Select, from the material below, each line with "Output" in it.

[Data extracted from a collection]
***
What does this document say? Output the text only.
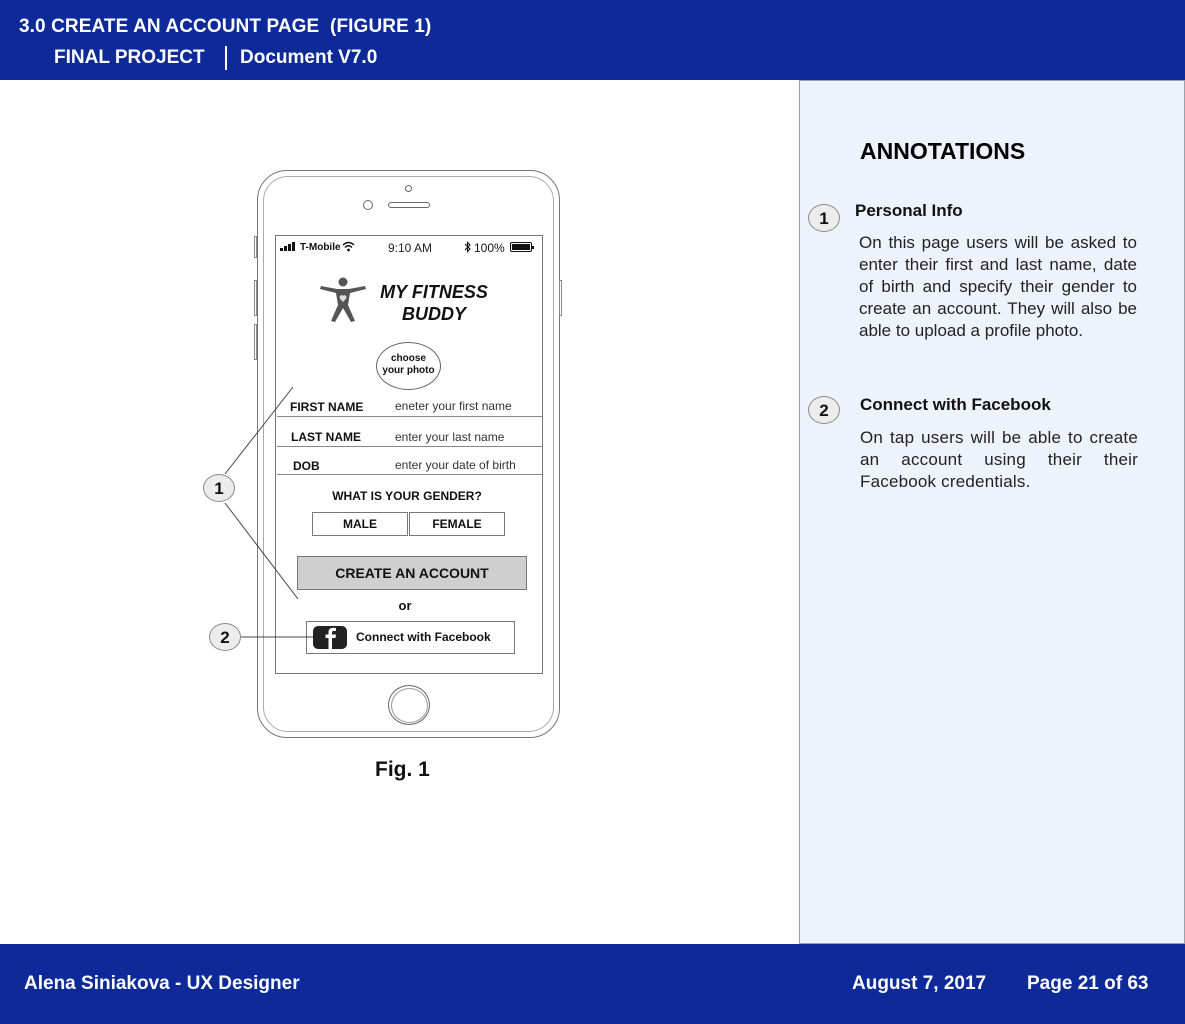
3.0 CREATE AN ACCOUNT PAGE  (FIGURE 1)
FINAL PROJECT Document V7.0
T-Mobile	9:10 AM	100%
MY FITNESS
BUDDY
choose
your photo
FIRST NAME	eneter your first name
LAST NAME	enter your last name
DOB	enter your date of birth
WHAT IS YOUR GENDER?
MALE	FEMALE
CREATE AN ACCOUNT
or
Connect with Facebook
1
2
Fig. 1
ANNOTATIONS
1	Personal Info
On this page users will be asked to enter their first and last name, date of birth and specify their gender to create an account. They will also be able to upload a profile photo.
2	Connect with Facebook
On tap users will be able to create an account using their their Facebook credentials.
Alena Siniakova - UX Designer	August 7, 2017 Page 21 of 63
***
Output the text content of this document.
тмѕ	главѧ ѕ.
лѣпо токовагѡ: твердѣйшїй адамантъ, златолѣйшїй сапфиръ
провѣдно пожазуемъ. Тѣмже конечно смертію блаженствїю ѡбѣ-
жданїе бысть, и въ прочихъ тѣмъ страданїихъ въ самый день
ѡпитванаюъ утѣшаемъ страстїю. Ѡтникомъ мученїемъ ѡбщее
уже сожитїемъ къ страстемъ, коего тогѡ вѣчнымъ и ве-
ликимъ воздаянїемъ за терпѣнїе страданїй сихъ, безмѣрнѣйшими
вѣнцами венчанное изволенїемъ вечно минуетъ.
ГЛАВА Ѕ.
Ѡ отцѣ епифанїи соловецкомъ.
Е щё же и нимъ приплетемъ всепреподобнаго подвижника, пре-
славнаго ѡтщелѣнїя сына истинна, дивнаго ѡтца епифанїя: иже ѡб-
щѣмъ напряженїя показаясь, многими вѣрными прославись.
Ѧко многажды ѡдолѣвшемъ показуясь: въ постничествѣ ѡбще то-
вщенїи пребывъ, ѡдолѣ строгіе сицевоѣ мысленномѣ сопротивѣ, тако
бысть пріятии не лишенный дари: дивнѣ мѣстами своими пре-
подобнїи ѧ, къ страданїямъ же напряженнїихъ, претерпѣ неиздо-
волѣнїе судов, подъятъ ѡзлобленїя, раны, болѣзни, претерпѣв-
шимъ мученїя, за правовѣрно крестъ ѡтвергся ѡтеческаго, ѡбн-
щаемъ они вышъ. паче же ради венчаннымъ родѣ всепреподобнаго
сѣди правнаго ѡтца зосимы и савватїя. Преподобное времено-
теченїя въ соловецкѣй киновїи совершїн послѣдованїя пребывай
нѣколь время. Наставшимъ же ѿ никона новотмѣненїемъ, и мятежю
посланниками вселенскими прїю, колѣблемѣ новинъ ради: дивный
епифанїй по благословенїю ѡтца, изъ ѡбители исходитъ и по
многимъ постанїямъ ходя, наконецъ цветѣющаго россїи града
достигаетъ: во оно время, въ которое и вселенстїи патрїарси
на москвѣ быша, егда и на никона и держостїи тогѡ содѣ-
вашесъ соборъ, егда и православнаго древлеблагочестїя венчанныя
***
**Exercise solution**.
What does this document say? Output the text only.
Output the text content of this document.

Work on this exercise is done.